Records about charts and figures

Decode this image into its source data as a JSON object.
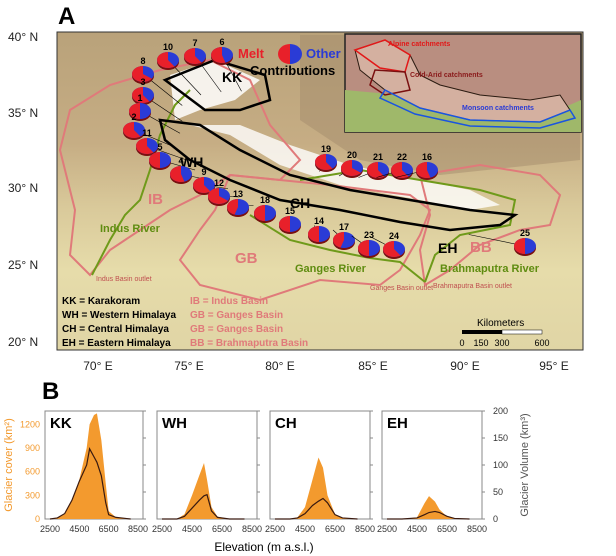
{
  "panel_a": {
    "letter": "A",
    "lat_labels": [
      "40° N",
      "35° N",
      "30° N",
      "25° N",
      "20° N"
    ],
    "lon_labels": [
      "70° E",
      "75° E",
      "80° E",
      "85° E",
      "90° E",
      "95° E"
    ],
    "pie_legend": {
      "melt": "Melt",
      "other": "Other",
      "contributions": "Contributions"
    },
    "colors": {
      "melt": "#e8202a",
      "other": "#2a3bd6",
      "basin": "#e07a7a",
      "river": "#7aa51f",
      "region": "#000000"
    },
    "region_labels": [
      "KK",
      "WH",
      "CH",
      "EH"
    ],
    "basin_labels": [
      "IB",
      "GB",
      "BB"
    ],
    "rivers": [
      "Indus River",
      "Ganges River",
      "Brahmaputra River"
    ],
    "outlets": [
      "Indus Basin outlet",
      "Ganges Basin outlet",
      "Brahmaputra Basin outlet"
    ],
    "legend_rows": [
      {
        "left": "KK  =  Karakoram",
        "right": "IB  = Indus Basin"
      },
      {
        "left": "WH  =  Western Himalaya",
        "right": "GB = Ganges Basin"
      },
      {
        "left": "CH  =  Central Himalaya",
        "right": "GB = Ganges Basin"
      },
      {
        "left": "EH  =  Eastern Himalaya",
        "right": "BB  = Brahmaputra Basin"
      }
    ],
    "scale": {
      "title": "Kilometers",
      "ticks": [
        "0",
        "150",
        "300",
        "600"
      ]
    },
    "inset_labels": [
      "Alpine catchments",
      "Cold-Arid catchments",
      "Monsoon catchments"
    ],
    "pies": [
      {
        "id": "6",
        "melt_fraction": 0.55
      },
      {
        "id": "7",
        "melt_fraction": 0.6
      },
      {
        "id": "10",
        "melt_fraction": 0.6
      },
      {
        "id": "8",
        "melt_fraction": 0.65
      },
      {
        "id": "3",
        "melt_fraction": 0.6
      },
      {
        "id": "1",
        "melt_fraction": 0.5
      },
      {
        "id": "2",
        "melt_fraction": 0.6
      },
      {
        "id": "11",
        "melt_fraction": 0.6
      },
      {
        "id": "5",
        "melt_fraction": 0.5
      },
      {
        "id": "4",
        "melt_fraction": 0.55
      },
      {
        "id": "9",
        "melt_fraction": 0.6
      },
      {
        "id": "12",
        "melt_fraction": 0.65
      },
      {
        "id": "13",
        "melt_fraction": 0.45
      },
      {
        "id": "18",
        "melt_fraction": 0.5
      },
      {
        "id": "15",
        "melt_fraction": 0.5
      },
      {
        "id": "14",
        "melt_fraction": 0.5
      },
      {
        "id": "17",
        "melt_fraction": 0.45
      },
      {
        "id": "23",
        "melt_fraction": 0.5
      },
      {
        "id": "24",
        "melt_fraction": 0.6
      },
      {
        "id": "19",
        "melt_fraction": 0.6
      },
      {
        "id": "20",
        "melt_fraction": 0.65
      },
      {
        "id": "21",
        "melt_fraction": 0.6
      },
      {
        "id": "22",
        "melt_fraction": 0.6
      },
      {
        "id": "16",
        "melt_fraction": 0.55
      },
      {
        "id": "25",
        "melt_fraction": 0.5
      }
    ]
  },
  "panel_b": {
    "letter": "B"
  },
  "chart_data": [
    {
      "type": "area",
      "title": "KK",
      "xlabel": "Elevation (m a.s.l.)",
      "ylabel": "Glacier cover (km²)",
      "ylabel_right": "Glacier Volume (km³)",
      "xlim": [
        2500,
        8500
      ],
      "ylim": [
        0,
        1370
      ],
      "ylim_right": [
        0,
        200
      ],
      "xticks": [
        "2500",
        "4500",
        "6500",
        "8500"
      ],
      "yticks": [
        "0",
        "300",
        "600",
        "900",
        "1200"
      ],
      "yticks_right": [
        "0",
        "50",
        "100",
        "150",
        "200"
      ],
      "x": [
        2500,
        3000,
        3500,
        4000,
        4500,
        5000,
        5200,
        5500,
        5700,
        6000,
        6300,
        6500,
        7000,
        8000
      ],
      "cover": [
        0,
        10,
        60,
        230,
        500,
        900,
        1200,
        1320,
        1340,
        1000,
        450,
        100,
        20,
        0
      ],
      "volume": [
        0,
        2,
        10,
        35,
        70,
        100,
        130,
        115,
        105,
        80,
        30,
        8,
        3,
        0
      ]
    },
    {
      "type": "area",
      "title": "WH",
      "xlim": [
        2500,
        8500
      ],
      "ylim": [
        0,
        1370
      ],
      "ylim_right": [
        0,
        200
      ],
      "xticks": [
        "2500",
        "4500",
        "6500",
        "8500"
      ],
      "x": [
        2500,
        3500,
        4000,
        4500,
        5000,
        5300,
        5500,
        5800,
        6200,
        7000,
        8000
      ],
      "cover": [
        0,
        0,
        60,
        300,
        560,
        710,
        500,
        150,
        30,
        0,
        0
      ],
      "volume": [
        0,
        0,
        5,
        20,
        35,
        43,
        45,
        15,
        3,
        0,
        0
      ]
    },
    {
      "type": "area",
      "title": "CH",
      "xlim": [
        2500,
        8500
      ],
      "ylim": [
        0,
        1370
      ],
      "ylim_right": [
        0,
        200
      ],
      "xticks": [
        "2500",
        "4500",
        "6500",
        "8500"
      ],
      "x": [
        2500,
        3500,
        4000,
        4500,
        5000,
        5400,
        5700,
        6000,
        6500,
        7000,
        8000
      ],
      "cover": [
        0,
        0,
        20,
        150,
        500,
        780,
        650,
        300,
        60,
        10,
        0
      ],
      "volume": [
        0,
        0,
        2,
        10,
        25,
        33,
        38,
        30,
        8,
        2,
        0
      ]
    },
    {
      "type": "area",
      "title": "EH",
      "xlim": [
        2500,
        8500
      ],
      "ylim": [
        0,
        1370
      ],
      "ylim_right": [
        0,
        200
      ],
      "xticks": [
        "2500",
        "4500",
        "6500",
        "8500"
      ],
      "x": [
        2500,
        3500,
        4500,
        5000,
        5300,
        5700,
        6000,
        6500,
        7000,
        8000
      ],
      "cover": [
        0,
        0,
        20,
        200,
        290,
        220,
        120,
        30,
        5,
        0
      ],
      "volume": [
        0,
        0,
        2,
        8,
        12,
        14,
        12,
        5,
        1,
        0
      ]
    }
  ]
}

[Stated exercise]
The records above should be reproduced exactly, with no pictures included.

[Finished task]
Decode this image into its source data as a JSON object.
{
  "panel_a": {
    "letter": "A",
    "lat_labels": [
      "40° N",
      "35° N",
      "30° N",
      "25° N",
      "20° N"
    ],
    "lon_labels": [
      "70° E",
      "75° E",
      "80° E",
      "85° E",
      "90° E",
      "95° E"
    ],
    "pie_legend": {
      "melt": "Melt",
      "other": "Other",
      "contributions": "Contributions"
    },
    "colors": {
      "melt": "#e8202a",
      "other": "#2a3bd6",
      "basin": "#e07a7a",
      "river": "#7aa51f",
      "region": "#000000"
    },
    "region_labels": [
      "KK",
      "WH",
      "CH",
      "EH"
    ],
    "basin_labels": [
      "IB",
      "GB",
      "BB"
    ],
    "rivers": [
      "Indus River",
      "Ganges River",
      "Brahmaputra River"
    ],
    "outlets": [
      "Indus Basin outlet",
      "Ganges Basin outlet",
      "Brahmaputra Basin outlet"
    ],
    "legend_rows": [
      {
        "left": "KK  =  Karakoram",
        "right": "IB  = Indus Basin"
      },
      {
        "left": "WH  =  Western Himalaya",
        "right": "GB = Ganges Basin"
      },
      {
        "left": "CH  =  Central Himalaya",
        "right": "GB = Ganges Basin"
      },
      {
        "left": "EH  =  Eastern Himalaya",
        "right": "BB  = Brahmaputra Basin"
      }
    ],
    "scale": {
      "title": "Kilometers",
      "ticks": [
        "0",
        "150",
        "300",
        "600"
      ]
    },
    "inset_labels": [
      "Alpine catchments",
      "Cold-Arid catchments",
      "Monsoon catchments"
    ],
    "pies": [
      {
        "id": "6",
        "melt_fraction": 0.55
      },
      {
        "id": "7",
        "melt_fraction": 0.6
      },
      {
        "id": "10",
        "melt_fraction": 0.6
      },
      {
        "id": "8",
        "melt_fraction": 0.65
      },
      {
        "id": "3",
        "melt_fraction": 0.6
      },
      {
        "id": "1",
        "melt_fraction": 0.5
      },
      {
        "id": "2",
        "melt_fraction": 0.6
      },
      {
        "id": "11",
        "melt_fraction": 0.6
      },
      {
        "id": "5",
        "melt_fraction": 0.5
      },
      {
        "id": "4",
        "melt_fraction": 0.55
      },
      {
        "id": "9",
        "melt_fraction": 0.6
      },
      {
        "id": "12",
        "melt_fraction": 0.65
      },
      {
        "id": "13",
        "melt_fraction": 0.45
      },
      {
        "id": "18",
        "melt_fraction": 0.5
      },
      {
        "id": "15",
        "melt_fraction": 0.5
      },
      {
        "id": "14",
        "melt_fraction": 0.5
      },
      {
        "id": "17",
        "melt_fraction": 0.45
      },
      {
        "id": "23",
        "melt_fraction": 0.5
      },
      {
        "id": "24",
        "melt_fraction": 0.6
      },
      {
        "id": "19",
        "melt_fraction": 0.6
      },
      {
        "id": "20",
        "melt_fraction": 0.65
      },
      {
        "id": "21",
        "melt_fraction": 0.6
      },
      {
        "id": "22",
        "melt_fraction": 0.6
      },
      {
        "id": "16",
        "melt_fraction": 0.55
      },
      {
        "id": "25",
        "melt_fraction": 0.5
      }
    ]
  },
  "panel_b": {
    "letter": "B"
  },
  "chart_data": [
    {
      "type": "area",
      "title": "KK",
      "xlabel": "Elevation (m a.s.l.)",
      "ylabel": "Glacier cover (km²)",
      "ylabel_right": "Glacier Volume (km³)",
      "xlim": [
        2500,
        8500
      ],
      "ylim": [
        0,
        1370
      ],
      "ylim_right": [
        0,
        200
      ],
      "xticks": [
        "2500",
        "4500",
        "6500",
        "8500"
      ],
      "yticks": [
        "0",
        "300",
        "600",
        "900",
        "1200"
      ],
      "yticks_right": [
        "0",
        "50",
        "100",
        "150",
        "200"
      ],
      "x": [
        2500,
        3000,
        3500,
        4000,
        4500,
        5000,
        5200,
        5500,
        5700,
        6000,
        6300,
        6500,
        7000,
        8000
      ],
      "cover": [
        0,
        10,
        60,
        230,
        500,
        900,
        1200,
        1320,
        1340,
        1000,
        450,
        100,
        20,
        0
      ],
      "volume": [
        0,
        2,
        10,
        35,
        70,
        100,
        130,
        115,
        105,
        80,
        30,
        8,
        3,
        0
      ]
    },
    {
      "type": "area",
      "title": "WH",
      "xlim": [
        2500,
        8500
      ],
      "ylim": [
        0,
        1370
      ],
      "ylim_right": [
        0,
        200
      ],
      "xticks": [
        "2500",
        "4500",
        "6500",
        "8500"
      ],
      "x": [
        2500,
        3500,
        4000,
        4500,
        5000,
        5300,
        5500,
        5800,
        6200,
        7000,
        8000
      ],
      "cover": [
        0,
        0,
        60,
        300,
        560,
        710,
        500,
        150,
        30,
        0,
        0
      ],
      "volume": [
        0,
        0,
        5,
        20,
        35,
        43,
        45,
        15,
        3,
        0,
        0
      ]
    },
    {
      "type": "area",
      "title": "CH",
      "xlim": [
        2500,
        8500
      ],
      "ylim": [
        0,
        1370
      ],
      "ylim_right": [
        0,
        200
      ],
      "xticks": [
        "2500",
        "4500",
        "6500",
        "8500"
      ],
      "x": [
        2500,
        3500,
        4000,
        4500,
        5000,
        5400,
        5700,
        6000,
        6500,
        7000,
        8000
      ],
      "cover": [
        0,
        0,
        20,
        150,
        500,
        780,
        650,
        300,
        60,
        10,
        0
      ],
      "volume": [
        0,
        0,
        2,
        10,
        25,
        33,
        38,
        30,
        8,
        2,
        0
      ]
    },
    {
      "type": "area",
      "title": "EH",
      "xlim": [
        2500,
        8500
      ],
      "ylim": [
        0,
        1370
      ],
      "ylim_right": [
        0,
        200
      ],
      "xticks": [
        "2500",
        "4500",
        "6500",
        "8500"
      ],
      "x": [
        2500,
        3500,
        4500,
        5000,
        5300,
        5700,
        6000,
        6500,
        7000,
        8000
      ],
      "cover": [
        0,
        0,
        20,
        200,
        290,
        220,
        120,
        30,
        5,
        0
      ],
      "volume": [
        0,
        0,
        2,
        8,
        12,
        14,
        12,
        5,
        1,
        0
      ]
    }
  ]
}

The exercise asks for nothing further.